What to work on:
Transcribe each line of the material as it is, and drop any picture.

Dataset rows:
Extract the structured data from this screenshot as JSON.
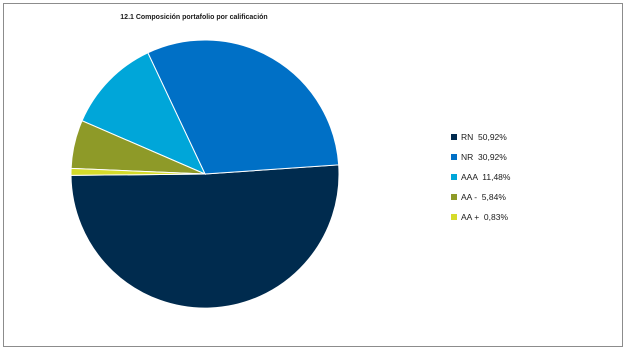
{
  "chart_data": {
    "type": "pie",
    "title": "12.1 Composición portafolio por calificación",
    "slices": [
      {
        "name": "RN",
        "value": 50.92,
        "label": "50,92%",
        "color": "#002B4E"
      },
      {
        "name": "NR",
        "value": 30.92,
        "label": "30,92%",
        "color": "#0070C6"
      },
      {
        "name": "AAA",
        "value": 11.48,
        "label": "11,48%",
        "color": "#00A6D9"
      },
      {
        "name": "AA -",
        "value": 5.84,
        "label": "5,84%",
        "color": "#8E9A28"
      },
      {
        "name": "AA +",
        "value": 0.83,
        "label": "0,83%",
        "color": "#D5DB2B"
      }
    ],
    "legend_position": "right"
  }
}
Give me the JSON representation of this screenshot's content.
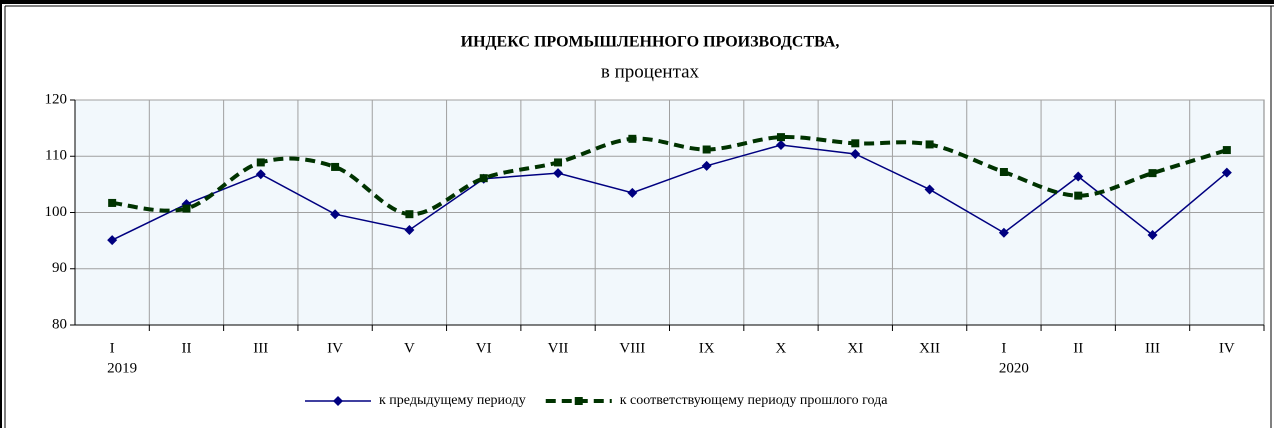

The answer:
Extract the structured data from this screenshot as JSON.
{
  "chart_data": {
    "type": "pie",
    "title": "12.1 Composición portafolio por calificación",
    "slices": [
      {
        "name": "RN",
        "value": 50.92,
        "label": "50,92%",
        "color": "#002B4E"
      },
      {
        "name": "NR",
        "value": 30.92,
        "label": "30,92%",
        "color": "#0070C6"
      },
      {
        "name": "AAA",
        "value": 11.48,
        "label": "11,48%",
        "color": "#00A6D9"
      },
      {
        "name": "AA -",
        "value": 5.84,
        "label": "5,84%",
        "color": "#8E9A28"
      },
      {
        "name": "AA +",
        "value": 0.83,
        "label": "0,83%",
        "color": "#D5DB2B"
      }
    ],
    "legend_position": "right"
  }
}
Give me the JSON representation of this screenshot's content.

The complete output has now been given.